Data listing
'''

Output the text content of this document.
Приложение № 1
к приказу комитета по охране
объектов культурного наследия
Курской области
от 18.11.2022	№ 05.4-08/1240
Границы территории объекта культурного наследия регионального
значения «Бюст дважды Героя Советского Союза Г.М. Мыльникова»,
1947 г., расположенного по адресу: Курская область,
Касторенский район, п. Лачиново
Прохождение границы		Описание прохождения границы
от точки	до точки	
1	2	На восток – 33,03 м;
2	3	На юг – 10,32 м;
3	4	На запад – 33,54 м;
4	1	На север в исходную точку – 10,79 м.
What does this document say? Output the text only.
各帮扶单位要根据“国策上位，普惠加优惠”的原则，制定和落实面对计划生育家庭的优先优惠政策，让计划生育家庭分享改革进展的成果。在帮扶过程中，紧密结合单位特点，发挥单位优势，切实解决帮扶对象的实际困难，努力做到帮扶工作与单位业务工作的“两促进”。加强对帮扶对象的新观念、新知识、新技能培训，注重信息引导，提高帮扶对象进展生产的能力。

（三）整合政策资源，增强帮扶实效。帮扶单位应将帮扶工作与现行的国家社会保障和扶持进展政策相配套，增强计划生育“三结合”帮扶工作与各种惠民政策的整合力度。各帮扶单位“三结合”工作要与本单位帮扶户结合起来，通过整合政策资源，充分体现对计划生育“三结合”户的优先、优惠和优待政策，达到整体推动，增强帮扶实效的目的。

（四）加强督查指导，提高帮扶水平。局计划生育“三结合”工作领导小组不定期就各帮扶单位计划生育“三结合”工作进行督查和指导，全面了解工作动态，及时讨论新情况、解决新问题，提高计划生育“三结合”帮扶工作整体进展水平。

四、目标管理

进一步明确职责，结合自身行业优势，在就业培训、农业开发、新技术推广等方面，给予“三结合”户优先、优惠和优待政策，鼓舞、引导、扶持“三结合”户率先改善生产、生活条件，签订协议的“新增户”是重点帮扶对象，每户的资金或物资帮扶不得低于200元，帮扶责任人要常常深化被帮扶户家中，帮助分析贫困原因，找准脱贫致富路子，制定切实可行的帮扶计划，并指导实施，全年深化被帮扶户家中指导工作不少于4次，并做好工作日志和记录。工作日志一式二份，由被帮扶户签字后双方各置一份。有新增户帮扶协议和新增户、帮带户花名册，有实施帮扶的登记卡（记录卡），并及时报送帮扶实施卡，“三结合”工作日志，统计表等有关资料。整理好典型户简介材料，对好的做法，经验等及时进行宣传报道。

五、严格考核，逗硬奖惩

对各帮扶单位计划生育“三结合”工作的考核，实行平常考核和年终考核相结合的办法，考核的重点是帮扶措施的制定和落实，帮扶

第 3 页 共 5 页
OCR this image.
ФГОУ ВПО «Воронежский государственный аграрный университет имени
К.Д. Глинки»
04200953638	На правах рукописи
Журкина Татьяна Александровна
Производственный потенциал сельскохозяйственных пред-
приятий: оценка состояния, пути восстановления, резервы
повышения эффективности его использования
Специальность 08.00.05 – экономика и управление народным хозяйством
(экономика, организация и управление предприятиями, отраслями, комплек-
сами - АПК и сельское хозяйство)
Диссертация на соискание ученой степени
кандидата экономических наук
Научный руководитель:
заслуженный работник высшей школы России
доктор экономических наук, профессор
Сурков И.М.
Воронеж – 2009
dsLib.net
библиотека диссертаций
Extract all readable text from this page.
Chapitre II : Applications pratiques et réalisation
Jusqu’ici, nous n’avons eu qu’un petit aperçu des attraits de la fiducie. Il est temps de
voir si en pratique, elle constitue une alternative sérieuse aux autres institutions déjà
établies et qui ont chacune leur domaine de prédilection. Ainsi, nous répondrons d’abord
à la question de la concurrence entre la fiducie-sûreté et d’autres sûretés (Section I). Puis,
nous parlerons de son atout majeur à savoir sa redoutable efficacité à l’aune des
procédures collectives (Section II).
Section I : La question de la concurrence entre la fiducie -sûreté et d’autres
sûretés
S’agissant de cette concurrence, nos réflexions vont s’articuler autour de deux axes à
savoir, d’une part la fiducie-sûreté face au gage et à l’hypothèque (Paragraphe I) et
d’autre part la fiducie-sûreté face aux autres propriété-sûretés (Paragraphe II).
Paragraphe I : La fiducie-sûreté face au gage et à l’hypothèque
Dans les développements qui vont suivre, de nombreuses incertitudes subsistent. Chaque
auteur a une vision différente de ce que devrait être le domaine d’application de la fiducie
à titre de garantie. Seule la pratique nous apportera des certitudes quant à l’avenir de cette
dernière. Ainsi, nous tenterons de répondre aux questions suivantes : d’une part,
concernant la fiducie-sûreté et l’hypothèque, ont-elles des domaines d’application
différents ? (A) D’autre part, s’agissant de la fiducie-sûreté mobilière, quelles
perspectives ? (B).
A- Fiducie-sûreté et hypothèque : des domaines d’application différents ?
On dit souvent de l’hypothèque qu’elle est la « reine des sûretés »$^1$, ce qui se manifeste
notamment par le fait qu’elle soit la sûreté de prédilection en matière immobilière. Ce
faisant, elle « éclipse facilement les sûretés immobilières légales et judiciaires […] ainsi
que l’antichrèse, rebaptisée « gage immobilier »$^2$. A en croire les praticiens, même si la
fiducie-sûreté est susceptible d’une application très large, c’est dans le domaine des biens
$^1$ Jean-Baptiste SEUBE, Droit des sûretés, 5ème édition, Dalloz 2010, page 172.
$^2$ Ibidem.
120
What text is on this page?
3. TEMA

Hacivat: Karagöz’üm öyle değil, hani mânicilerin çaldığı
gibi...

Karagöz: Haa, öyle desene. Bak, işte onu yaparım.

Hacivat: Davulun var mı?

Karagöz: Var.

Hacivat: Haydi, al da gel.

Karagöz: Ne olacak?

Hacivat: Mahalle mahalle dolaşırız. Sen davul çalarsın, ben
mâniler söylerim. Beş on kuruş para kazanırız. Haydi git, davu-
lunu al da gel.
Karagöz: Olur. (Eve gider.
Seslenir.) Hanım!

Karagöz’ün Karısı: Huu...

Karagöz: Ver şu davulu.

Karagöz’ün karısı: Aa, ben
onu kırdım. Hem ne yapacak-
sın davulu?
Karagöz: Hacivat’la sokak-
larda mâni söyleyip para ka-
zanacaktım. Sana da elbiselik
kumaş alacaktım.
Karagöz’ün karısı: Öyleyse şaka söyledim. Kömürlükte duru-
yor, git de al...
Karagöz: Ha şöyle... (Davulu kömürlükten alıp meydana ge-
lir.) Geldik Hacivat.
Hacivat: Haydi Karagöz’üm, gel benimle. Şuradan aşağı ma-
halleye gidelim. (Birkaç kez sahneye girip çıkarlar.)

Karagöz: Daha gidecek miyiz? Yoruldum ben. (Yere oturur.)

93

'''

Reproduce the material verbatim, line by line.

Output the text content of this document.
Приложение № 1
к приказу комитета по охране
объектов культурного наследия
Курской области
от 18.11.2022	№ 05.4-08/1240
Границы территории объекта культурного наследия регионального
значения «Бюст дважды Героя Советского Союза Г.М. Мыльникова»,
1947 г., расположенного по адресу: Курская область,
Касторенский район, п. Лачиново
Прохождение границы		Описание прохождения границы
от точки	до точки	
1	2	На восток – 33,03 м;
2	3	На юг – 10,32 м;
3	4	На запад – 33,54 м;
4	1	На север в исходную точку – 10,79 м.
What does this document say? Output the text only.
各帮扶单位要根据“国策上位，普惠加优惠”的原则，制定和落实面对计划生育家庭的优先优惠政策，让计划生育家庭分享改革进展的成果。在帮扶过程中，紧密结合单位特点，发挥单位优势，切实解决帮扶对象的实际困难，努力做到帮扶工作与单位业务工作的“两促进”。加强对帮扶对象的新观念、新知识、新技能培训，注重信息引导，提高帮扶对象进展生产的能力。

（三）整合政策资源，增强帮扶实效。帮扶单位应将帮扶工作与现行的国家社会保障和扶持进展政策相配套，增强计划生育“三结合”帮扶工作与各种惠民政策的整合力度。各帮扶单位“三结合”工作要与本单位帮扶户结合起来，通过整合政策资源，充分体现对计划生育“三结合”户的优先、优惠和优待政策，达到整体推动，增强帮扶实效的目的。

（四）加强督查指导，提高帮扶水平。局计划生育“三结合”工作领导小组不定期就各帮扶单位计划生育“三结合”工作进行督查和指导，全面了解工作动态，及时讨论新情况、解决新问题，提高计划生育“三结合”帮扶工作整体进展水平。

四、目标管理

进一步明确职责，结合自身行业优势，在就业培训、农业开发、新技术推广等方面，给予“三结合”户优先、优惠和优待政策，鼓舞、引导、扶持“三结合”户率先改善生产、生活条件，签订协议的“新增户”是重点帮扶对象，每户的资金或物资帮扶不得低于200元，帮扶责任人要常常深化被帮扶户家中，帮助分析贫困原因，找准脱贫致富路子，制定切实可行的帮扶计划，并指导实施，全年深化被帮扶户家中指导工作不少于4次，并做好工作日志和记录。工作日志一式二份，由被帮扶户签字后双方各置一份。有新增户帮扶协议和新增户、帮带户花名册，有实施帮扶的登记卡（记录卡），并及时报送帮扶实施卡，“三结合”工作日志，统计表等有关资料。整理好典型户简介材料，对好的做法，经验等及时进行宣传报道。

五、严格考核，逗硬奖惩

对各帮扶单位计划生育“三结合”工作的考核，实行平常考核和年终考核相结合的办法，考核的重点是帮扶措施的制定和落实，帮扶

第 3 页 共 5 页
OCR this image.
ФГОУ ВПО «Воронежский государственный аграрный университет имени
К.Д. Глинки»
04200953638	На правах рукописи
Журкина Татьяна Александровна
Производственный потенциал сельскохозяйственных пред-
приятий: оценка состояния, пути восстановления, резервы
повышения эффективности его использования
Специальность 08.00.05 – экономика и управление народным хозяйством
(экономика, организация и управление предприятиями, отраслями, комплек-
сами - АПК и сельское хозяйство)
Диссертация на соискание ученой степени
кандидата экономических наук
Научный руководитель:
заслуженный работник высшей школы России
доктор экономических наук, профессор
Сурков И.М.
Воронеж – 2009
dsLib.net
библиотека диссертаций
Extract all readable text from this page.
Chapitre II : Applications pratiques et réalisation
Jusqu’ici, nous n’avons eu qu’un petit aperçu des attraits de la fiducie. Il est temps de
voir si en pratique, elle constitue une alternative sérieuse aux autres institutions déjà
établies et qui ont chacune leur domaine de prédilection. Ainsi, nous répondrons d’abord
à la question de la concurrence entre la fiducie-sûreté et d’autres sûretés (Section I). Puis,
nous parlerons de son atout majeur à savoir sa redoutable efficacité à l’aune des
procédures collectives (Section II).
Section I : La question de la concurrence entre la fiducie -sûreté et d’autres
sûretés
S’agissant de cette concurrence, nos réflexions vont s’articuler autour de deux axes à
savoir, d’une part la fiducie-sûreté face au gage et à l’hypothèque (Paragraphe I) et
d’autre part la fiducie-sûreté face aux autres propriété-sûretés (Paragraphe II).
Paragraphe I : La fiducie-sûreté face au gage et à l’hypothèque
Dans les développements qui vont suivre, de nombreuses incertitudes subsistent. Chaque
auteur a une vision différente de ce que devrait être le domaine d’application de la fiducie
à titre de garantie. Seule la pratique nous apportera des certitudes quant à l’avenir de cette
dernière. Ainsi, nous tenterons de répondre aux questions suivantes : d’une part,
concernant la fiducie-sûreté et l’hypothèque, ont-elles des domaines d’application
différents ? (A) D’autre part, s’agissant de la fiducie-sûreté mobilière, quelles
perspectives ? (B).
A- Fiducie-sûreté et hypothèque : des domaines d’application différents ?
On dit souvent de l’hypothèque qu’elle est la « reine des sûretés »$^1$, ce qui se manifeste
notamment par le fait qu’elle soit la sûreté de prédilection en matière immobilière. Ce
faisant, elle « éclipse facilement les sûretés immobilières légales et judiciaires […] ainsi
que l’antichrèse, rebaptisée « gage immobilier »$^2$. A en croire les praticiens, même si la
fiducie-sûreté est susceptible d’une application très large, c’est dans le domaine des biens
$^1$ Jean-Baptiste SEUBE, Droit des sûretés, 5ème édition, Dalloz 2010, page 172.
$^2$ Ibidem.
120
What text is on this page?
3. TEMA

Hacivat: Karagöz’üm öyle değil, hani mânicilerin çaldığı
gibi...

Karagöz: Haa, öyle desene. Bak, işte onu yaparım.

Hacivat: Davulun var mı?

Karagöz: Var.

Hacivat: Haydi, al da gel.

Karagöz: Ne olacak?

Hacivat: Mahalle mahalle dolaşırız. Sen davul çalarsın, ben
mâniler söylerim. Beş on kuruş para kazanırız. Haydi git, davu-
lunu al da gel.
Karagöz: Olur. (Eve gider.
Seslenir.) Hanım!

Karagöz’ün Karısı: Huu...

Karagöz: Ver şu davulu.

Karagöz’ün karısı: Aa, ben
onu kırdım. Hem ne yapacak-
sın davulu?
Karagöz: Hacivat’la sokak-
larda mâni söyleyip para ka-
zanacaktım. Sana da elbiselik
kumaş alacaktım.
Karagöz’ün karısı: Öyleyse şaka söyledim. Kömürlükte duru-
yor, git de al...
Karagöz: Ha şöyle... (Davulu kömürlükten alıp meydana ge-
lir.) Geldik Hacivat.
Hacivat: Haydi Karagöz’üm, gel benimle. Şuradan aşağı ma-
halleye gidelim. (Birkaç kez sahneye girip çıkarlar.)

Karagöz: Daha gidecek miyiz? Yoruldum ben. (Yere oturur.)

93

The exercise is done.